• _Problem requirements_
Within the records below, how many lines hold the word "Michael"? Only the number should be returned.
═══ Records to process ═══
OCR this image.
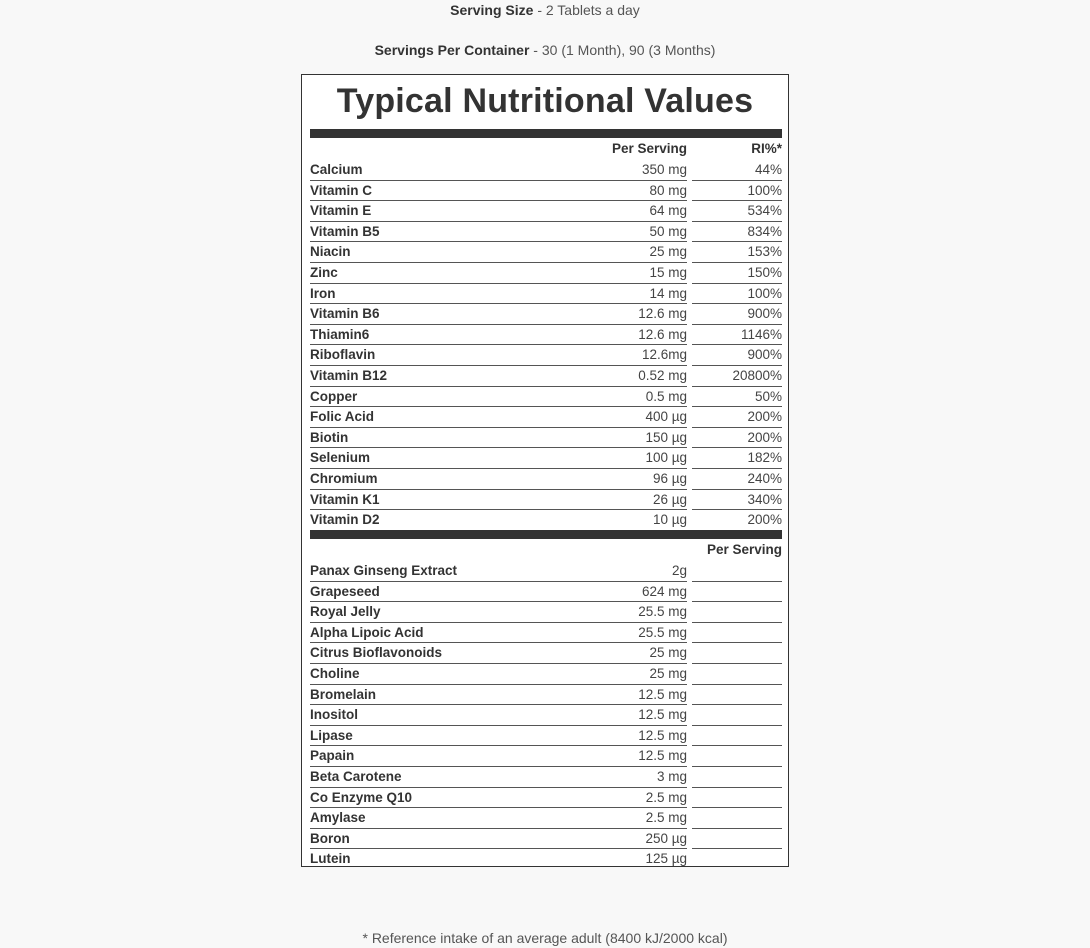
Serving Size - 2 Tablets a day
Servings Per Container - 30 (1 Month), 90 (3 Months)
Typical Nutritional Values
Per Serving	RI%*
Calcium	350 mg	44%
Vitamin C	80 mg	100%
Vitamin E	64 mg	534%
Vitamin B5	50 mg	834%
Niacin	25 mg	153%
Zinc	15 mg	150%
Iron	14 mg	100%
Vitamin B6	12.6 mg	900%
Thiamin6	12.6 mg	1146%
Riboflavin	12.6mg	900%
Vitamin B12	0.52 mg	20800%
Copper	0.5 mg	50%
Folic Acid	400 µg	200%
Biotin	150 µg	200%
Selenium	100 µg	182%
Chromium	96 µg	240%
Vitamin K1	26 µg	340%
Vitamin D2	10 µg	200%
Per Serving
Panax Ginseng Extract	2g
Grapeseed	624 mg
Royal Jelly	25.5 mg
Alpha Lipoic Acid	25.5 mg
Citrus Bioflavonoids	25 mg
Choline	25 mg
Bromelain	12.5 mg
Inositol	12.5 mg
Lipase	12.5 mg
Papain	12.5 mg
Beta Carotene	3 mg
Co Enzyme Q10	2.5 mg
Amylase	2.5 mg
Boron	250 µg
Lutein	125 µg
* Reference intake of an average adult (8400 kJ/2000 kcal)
═══
═══ Records to process ═══
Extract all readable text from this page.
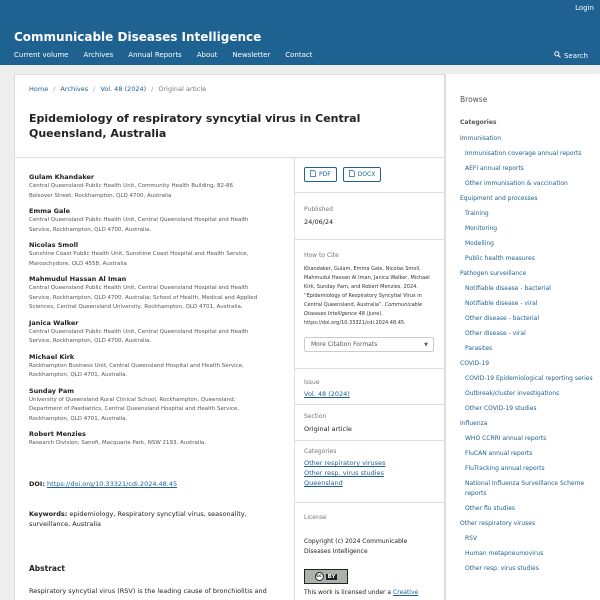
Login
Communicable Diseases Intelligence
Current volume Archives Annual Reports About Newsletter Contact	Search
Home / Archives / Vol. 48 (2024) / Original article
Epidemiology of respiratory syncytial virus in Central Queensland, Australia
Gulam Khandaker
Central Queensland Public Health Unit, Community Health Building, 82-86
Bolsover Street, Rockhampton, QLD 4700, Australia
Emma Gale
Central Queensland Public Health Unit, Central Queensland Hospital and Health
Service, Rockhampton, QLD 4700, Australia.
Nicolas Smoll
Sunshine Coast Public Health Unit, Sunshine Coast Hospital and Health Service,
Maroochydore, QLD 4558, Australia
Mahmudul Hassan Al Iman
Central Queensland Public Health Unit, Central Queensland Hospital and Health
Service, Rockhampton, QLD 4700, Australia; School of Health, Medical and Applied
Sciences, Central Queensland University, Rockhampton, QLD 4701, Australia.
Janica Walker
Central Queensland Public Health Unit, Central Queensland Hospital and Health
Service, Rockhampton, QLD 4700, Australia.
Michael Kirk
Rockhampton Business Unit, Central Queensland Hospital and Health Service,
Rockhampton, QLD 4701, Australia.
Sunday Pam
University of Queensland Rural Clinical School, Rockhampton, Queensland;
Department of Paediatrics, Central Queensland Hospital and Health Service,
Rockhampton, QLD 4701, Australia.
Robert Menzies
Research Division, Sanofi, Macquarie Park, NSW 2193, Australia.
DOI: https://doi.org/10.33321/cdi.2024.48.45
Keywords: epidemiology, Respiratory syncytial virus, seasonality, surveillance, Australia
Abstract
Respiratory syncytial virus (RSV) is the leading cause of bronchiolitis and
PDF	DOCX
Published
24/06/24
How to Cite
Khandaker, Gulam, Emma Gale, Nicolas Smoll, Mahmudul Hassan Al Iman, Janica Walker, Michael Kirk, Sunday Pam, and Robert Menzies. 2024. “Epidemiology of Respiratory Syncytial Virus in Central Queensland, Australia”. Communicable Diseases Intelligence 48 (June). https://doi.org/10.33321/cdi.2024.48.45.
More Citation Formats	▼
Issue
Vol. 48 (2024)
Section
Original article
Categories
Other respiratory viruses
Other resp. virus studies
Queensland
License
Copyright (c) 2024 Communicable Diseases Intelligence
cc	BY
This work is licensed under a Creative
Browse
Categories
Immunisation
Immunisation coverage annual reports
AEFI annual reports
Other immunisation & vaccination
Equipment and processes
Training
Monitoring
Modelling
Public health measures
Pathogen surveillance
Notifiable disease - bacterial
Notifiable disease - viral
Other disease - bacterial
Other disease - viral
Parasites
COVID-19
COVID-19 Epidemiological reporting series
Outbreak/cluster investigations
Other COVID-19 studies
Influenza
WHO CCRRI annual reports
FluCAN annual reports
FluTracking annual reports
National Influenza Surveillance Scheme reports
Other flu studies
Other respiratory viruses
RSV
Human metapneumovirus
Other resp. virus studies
═══
• _Response_
2